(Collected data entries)
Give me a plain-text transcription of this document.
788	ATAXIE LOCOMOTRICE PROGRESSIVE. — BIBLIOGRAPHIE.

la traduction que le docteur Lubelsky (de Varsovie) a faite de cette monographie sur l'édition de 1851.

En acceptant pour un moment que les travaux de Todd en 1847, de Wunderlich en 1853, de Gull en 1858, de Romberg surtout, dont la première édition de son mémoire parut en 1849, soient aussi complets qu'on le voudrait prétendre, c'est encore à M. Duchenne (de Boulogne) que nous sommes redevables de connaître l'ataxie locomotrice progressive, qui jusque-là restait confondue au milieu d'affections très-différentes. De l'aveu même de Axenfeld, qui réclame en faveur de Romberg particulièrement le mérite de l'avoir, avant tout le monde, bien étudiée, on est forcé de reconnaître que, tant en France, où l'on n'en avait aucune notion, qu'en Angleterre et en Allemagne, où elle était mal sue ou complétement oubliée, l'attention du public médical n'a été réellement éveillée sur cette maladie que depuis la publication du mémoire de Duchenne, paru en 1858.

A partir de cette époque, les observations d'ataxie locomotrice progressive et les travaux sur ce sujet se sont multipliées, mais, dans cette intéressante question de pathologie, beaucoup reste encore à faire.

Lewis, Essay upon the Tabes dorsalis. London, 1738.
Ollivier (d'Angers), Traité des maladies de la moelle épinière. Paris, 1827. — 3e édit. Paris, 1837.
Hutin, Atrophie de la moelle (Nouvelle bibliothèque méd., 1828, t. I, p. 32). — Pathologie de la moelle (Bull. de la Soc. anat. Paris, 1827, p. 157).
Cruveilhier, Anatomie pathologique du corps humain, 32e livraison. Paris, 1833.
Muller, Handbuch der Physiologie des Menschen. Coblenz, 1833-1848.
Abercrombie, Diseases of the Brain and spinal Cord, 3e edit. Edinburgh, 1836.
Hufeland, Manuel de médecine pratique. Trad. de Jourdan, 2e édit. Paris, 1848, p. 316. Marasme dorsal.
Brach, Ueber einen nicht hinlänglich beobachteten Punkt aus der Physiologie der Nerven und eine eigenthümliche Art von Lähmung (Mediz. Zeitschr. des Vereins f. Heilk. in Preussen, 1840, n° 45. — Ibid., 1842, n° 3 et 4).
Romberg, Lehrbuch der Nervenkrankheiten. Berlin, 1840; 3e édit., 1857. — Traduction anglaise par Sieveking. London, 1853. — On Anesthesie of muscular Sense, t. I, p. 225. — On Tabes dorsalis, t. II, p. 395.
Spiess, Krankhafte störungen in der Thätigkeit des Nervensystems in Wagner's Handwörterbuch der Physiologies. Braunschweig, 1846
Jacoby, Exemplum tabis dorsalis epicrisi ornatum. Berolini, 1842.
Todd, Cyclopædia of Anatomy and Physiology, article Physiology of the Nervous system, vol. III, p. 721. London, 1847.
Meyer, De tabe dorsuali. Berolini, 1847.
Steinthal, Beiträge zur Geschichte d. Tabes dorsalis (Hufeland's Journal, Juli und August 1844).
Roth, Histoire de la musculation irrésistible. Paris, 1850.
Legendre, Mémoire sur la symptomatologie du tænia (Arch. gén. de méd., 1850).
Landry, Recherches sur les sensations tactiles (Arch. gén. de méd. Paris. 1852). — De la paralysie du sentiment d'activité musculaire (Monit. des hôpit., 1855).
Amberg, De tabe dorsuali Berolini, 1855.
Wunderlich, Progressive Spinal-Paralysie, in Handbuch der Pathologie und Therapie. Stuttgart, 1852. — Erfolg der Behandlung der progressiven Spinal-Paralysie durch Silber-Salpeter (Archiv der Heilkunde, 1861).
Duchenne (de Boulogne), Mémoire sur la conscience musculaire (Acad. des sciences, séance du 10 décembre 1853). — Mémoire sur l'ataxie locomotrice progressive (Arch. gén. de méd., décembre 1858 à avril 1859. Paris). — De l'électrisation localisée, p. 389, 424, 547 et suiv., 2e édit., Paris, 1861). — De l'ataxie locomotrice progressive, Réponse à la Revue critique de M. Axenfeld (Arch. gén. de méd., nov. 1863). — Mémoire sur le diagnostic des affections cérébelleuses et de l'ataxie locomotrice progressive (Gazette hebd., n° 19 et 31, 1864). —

--

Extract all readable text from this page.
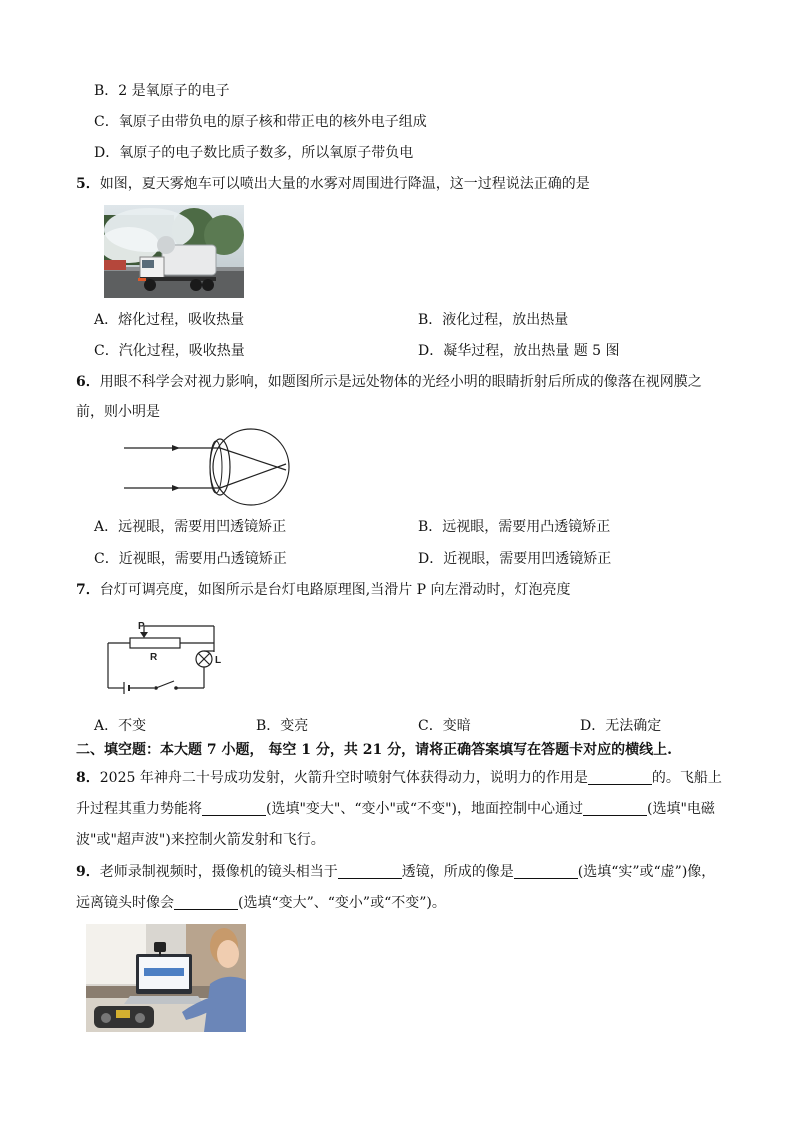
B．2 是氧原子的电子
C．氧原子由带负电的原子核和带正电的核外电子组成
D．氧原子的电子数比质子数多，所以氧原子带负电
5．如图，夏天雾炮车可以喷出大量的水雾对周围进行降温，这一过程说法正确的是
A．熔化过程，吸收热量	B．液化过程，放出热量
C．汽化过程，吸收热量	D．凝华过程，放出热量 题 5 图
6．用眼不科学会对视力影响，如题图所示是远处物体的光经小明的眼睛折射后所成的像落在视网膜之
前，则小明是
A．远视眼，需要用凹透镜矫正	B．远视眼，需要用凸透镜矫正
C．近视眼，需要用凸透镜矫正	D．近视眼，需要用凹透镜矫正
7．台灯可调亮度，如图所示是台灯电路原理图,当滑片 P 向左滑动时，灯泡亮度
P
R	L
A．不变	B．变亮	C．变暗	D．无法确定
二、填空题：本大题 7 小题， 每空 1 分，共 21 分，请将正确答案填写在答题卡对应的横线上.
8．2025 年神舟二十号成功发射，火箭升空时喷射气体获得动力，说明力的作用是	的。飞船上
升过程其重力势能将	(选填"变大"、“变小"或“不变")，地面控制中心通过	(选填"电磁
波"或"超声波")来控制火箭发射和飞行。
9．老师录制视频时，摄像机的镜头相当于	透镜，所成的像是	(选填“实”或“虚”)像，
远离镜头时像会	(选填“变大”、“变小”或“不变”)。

INSTRUCTIONS FOR THE TASK
Count the lines above that contain the word "dorsuali", and give only that number.

RESPONSE
2